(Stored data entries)
START

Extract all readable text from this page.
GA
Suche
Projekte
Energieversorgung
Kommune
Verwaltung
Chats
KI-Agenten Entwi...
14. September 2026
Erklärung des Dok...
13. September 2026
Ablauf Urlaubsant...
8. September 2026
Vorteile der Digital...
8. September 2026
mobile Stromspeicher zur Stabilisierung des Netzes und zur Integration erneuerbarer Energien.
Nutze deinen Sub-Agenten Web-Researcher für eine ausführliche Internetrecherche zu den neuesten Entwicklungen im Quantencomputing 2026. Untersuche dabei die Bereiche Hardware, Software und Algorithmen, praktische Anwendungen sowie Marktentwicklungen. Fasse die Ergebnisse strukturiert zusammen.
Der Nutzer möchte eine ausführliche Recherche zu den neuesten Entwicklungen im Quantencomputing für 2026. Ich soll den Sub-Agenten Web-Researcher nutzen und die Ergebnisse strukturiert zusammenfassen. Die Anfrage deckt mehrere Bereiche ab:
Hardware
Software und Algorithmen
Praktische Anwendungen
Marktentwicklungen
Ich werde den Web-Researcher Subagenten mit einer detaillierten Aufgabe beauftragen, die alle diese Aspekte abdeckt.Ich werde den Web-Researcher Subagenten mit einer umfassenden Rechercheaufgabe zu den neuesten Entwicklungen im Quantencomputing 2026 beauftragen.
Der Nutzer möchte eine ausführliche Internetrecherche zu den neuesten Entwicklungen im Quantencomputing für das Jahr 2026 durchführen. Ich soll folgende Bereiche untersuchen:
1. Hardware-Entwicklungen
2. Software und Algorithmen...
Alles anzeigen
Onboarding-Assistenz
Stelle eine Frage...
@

END

(Objective) Your task is to reproduce the whole listing exactly.

(Full output)
Extract all readable text from this page.
GA
Suche
Projekte
Energieversorgung
Kommune
Verwaltung
Chats
KI-Agenten Entwi...
14. September 2026
Erklärung des Dok...
13. September 2026
Ablauf Urlaubsant...
8. September 2026
Vorteile der Digital...
8. September 2026
mobile Stromspeicher zur Stabilisierung des Netzes und zur Integration erneuerbarer Energien.
Nutze deinen Sub-Agenten Web-Researcher für eine ausführliche Internetrecherche zu den neuesten Entwicklungen im Quantencomputing 2026. Untersuche dabei die Bereiche Hardware, Software und Algorithmen, praktische Anwendungen sowie Marktentwicklungen. Fasse die Ergebnisse strukturiert zusammen.
Der Nutzer möchte eine ausführliche Recherche zu den neuesten Entwicklungen im Quantencomputing für 2026. Ich soll den Sub-Agenten Web-Researcher nutzen und die Ergebnisse strukturiert zusammenfassen. Die Anfrage deckt mehrere Bereiche ab:
Hardware
Software und Algorithmen
Praktische Anwendungen
Marktentwicklungen
Ich werde den Web-Researcher Subagenten mit einer detaillierten Aufgabe beauftragen, die alle diese Aspekte abdeckt.Ich werde den Web-Researcher Subagenten mit einer umfassenden Rechercheaufgabe zu den neuesten Entwicklungen im Quantencomputing 2026 beauftragen.
Der Nutzer möchte eine ausführliche Internetrecherche zu den neuesten Entwicklungen im Quantencomputing für das Jahr 2026 durchführen. Ich soll folgende Bereiche untersuchen:
1. Hardware-Entwicklungen
2. Software und Algorithmen...
Alles anzeigen
Onboarding-Assistenz
Stelle eine Frage...
@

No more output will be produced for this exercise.